[start of Supplied data]
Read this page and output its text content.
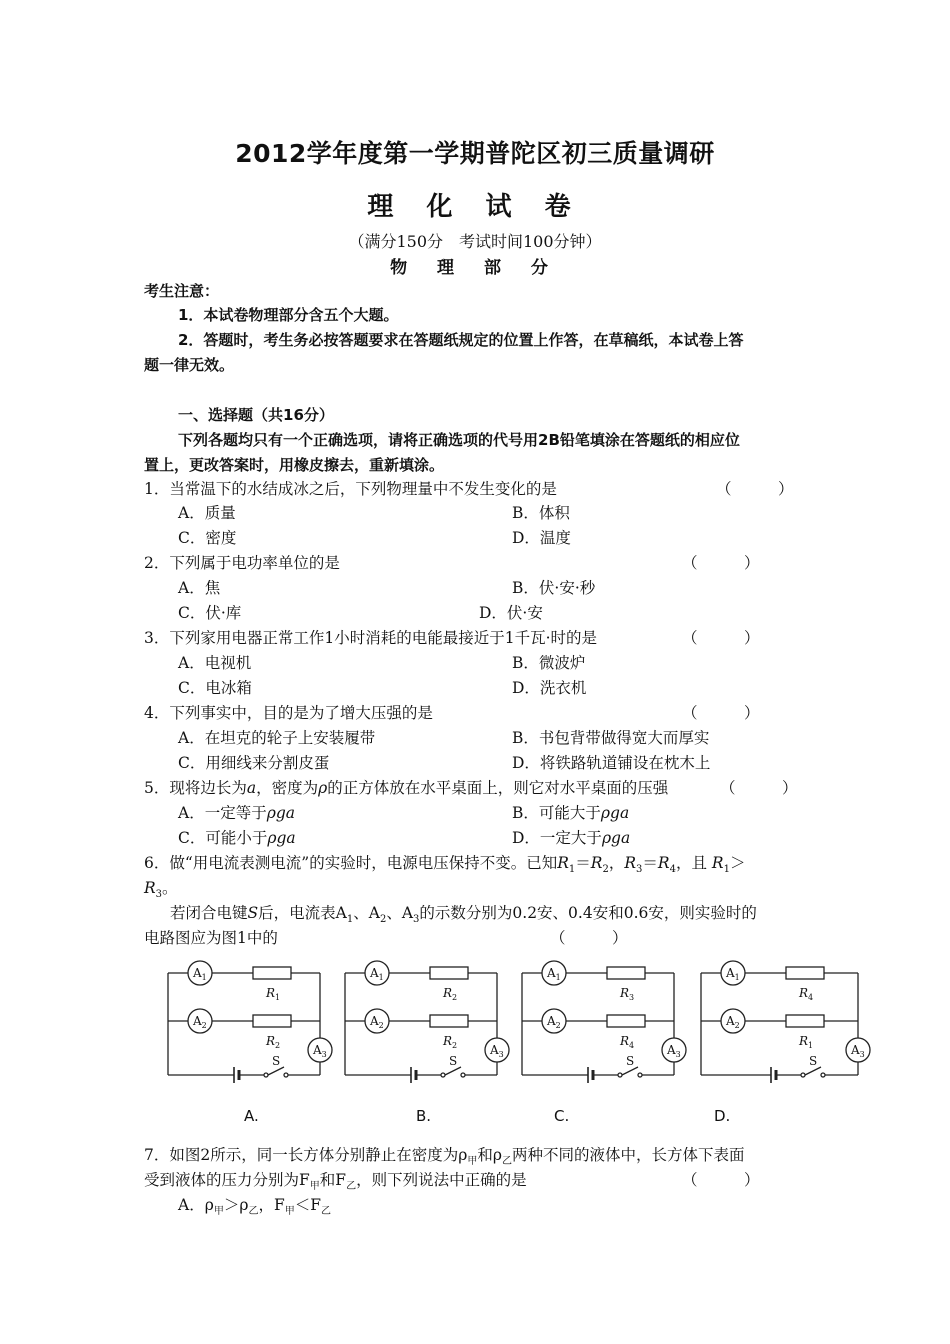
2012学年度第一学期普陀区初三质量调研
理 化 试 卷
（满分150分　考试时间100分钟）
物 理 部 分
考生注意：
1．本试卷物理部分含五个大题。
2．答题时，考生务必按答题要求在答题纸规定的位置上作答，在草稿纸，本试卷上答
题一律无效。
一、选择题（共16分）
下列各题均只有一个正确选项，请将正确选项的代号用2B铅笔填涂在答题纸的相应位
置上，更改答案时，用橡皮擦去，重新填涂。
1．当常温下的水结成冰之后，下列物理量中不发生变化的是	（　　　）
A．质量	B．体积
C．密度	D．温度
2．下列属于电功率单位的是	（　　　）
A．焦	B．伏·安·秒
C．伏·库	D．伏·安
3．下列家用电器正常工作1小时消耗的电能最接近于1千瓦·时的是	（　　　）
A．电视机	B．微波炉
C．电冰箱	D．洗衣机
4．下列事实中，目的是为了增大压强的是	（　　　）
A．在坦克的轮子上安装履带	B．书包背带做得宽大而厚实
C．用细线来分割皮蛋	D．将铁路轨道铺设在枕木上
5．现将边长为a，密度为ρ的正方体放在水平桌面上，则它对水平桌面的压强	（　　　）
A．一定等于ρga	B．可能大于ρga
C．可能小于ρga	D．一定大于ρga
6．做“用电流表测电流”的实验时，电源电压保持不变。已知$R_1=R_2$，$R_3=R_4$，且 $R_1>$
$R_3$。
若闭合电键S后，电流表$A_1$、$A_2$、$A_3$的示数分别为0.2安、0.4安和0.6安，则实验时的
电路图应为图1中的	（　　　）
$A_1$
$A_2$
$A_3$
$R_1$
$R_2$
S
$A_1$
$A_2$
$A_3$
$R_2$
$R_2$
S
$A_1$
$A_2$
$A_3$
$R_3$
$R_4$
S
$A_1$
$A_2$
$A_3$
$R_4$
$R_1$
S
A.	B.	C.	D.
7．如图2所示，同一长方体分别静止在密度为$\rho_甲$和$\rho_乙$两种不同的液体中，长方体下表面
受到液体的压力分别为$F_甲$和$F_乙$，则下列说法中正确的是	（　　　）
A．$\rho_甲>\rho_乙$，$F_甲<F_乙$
[end of Supplied data]
What you will do> Reproduce every line of the material precisely, omitting its pictures.

Result below>
Read this page and output its text content.
2012学年度第一学期普陀区初三质量调研
理 化 试 卷
（满分150分　考试时间100分钟）
物 理 部 分
考生注意：
1．本试卷物理部分含五个大题。
2．答题时，考生务必按答题要求在答题纸规定的位置上作答，在草稿纸，本试卷上答
题一律无效。
一、选择题（共16分）
下列各题均只有一个正确选项，请将正确选项的代号用2B铅笔填涂在答题纸的相应位
置上，更改答案时，用橡皮擦去，重新填涂。
1．当常温下的水结成冰之后，下列物理量中不发生变化的是	（　　　）
A．质量	B．体积
C．密度	D．温度
2．下列属于电功率单位的是	（　　　）
A．焦	B．伏·安·秒
C．伏·库	D．伏·安
3．下列家用电器正常工作1小时消耗的电能最接近于1千瓦·时的是	（　　　）
A．电视机	B．微波炉
C．电冰箱	D．洗衣机
4．下列事实中，目的是为了增大压强的是	（　　　）
A．在坦克的轮子上安装履带	B．书包背带做得宽大而厚实
C．用细线来分割皮蛋	D．将铁路轨道铺设在枕木上
5．现将边长为a，密度为ρ的正方体放在水平桌面上，则它对水平桌面的压强	（　　　）
A．一定等于ρga	B．可能大于ρga
C．可能小于ρga	D．一定大于ρga
6．做“用电流表测电流”的实验时，电源电压保持不变。已知$R_1=R_2$，$R_3=R_4$，且 $R_1>$
$R_3$。
若闭合电键S后，电流表$A_1$、$A_2$、$A_3$的示数分别为0.2安、0.4安和0.6安，则实验时的
电路图应为图1中的	（　　　）
$A_1$
$A_2$
$A_3$
$R_1$
$R_2$
S
$A_1$
$A_2$
$A_3$
$R_2$
$R_2$
S
$A_1$
$A_2$
$A_3$
$R_3$
$R_4$
S
$A_1$
$A_2$
$A_3$
$R_4$
$R_1$
S
A.	B.	C.	D.
7．如图2所示，同一长方体分别静止在密度为$\rho_甲$和$\rho_乙$两种不同的液体中，长方体下表面
受到液体的压力分别为$F_甲$和$F_乙$，则下列说法中正确的是	（　　　）
A．$\rho_甲>\rho_乙$，$F_甲<F_乙$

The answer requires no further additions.